(begin)

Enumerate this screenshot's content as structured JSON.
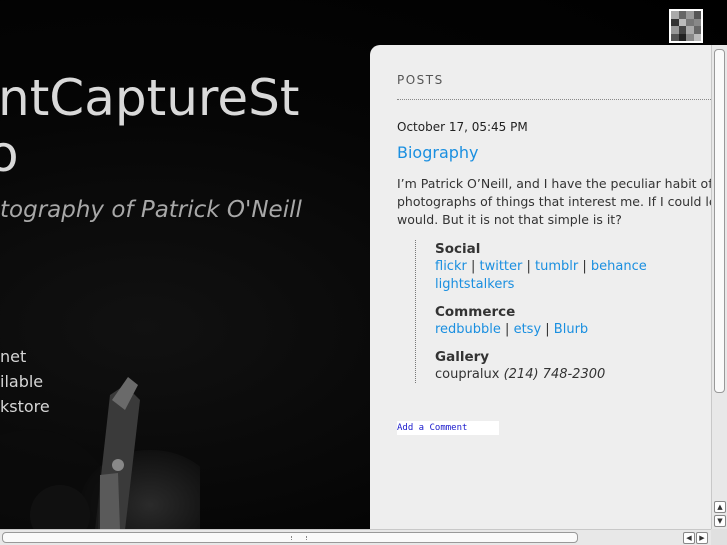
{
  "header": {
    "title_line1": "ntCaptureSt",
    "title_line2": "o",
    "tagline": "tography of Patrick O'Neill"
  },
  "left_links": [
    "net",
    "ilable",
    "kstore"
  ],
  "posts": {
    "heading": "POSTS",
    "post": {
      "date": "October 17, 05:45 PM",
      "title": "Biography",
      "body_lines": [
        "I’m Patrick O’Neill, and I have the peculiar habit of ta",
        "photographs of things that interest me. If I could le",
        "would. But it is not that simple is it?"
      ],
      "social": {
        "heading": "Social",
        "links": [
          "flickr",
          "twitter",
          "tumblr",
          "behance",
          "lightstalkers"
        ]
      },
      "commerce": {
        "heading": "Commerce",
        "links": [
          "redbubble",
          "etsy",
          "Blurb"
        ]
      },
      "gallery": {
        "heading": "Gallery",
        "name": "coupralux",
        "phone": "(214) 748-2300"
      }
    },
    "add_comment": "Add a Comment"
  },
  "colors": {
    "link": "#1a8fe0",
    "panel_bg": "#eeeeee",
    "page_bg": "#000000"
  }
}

(end)

Aim of the task – Quote the listing above in full, except for the pictures.

Task answer –
Enumerate this screenshot's content as structured JSON.
{
  "header": {
    "title_line1": "ntCaptureSt",
    "title_line2": "o",
    "tagline": "tography of Patrick O'Neill"
  },
  "left_links": [
    "net",
    "ilable",
    "kstore"
  ],
  "posts": {
    "heading": "POSTS",
    "post": {
      "date": "October 17, 05:45 PM",
      "title": "Biography",
      "body_lines": [
        "I’m Patrick O’Neill, and I have the peculiar habit of ta",
        "photographs of things that interest me. If I could le",
        "would. But it is not that simple is it?"
      ],
      "social": {
        "heading": "Social",
        "links": [
          "flickr",
          "twitter",
          "tumblr",
          "behance",
          "lightstalkers"
        ]
      },
      "commerce": {
        "heading": "Commerce",
        "links": [
          "redbubble",
          "etsy",
          "Blurb"
        ]
      },
      "gallery": {
        "heading": "Gallery",
        "name": "coupralux",
        "phone": "(214) 748-2300"
      }
    },
    "add_comment": "Add a Comment"
  },
  "colors": {
    "link": "#1a8fe0",
    "panel_bg": "#eeeeee",
    "page_bg": "#000000"
  }
}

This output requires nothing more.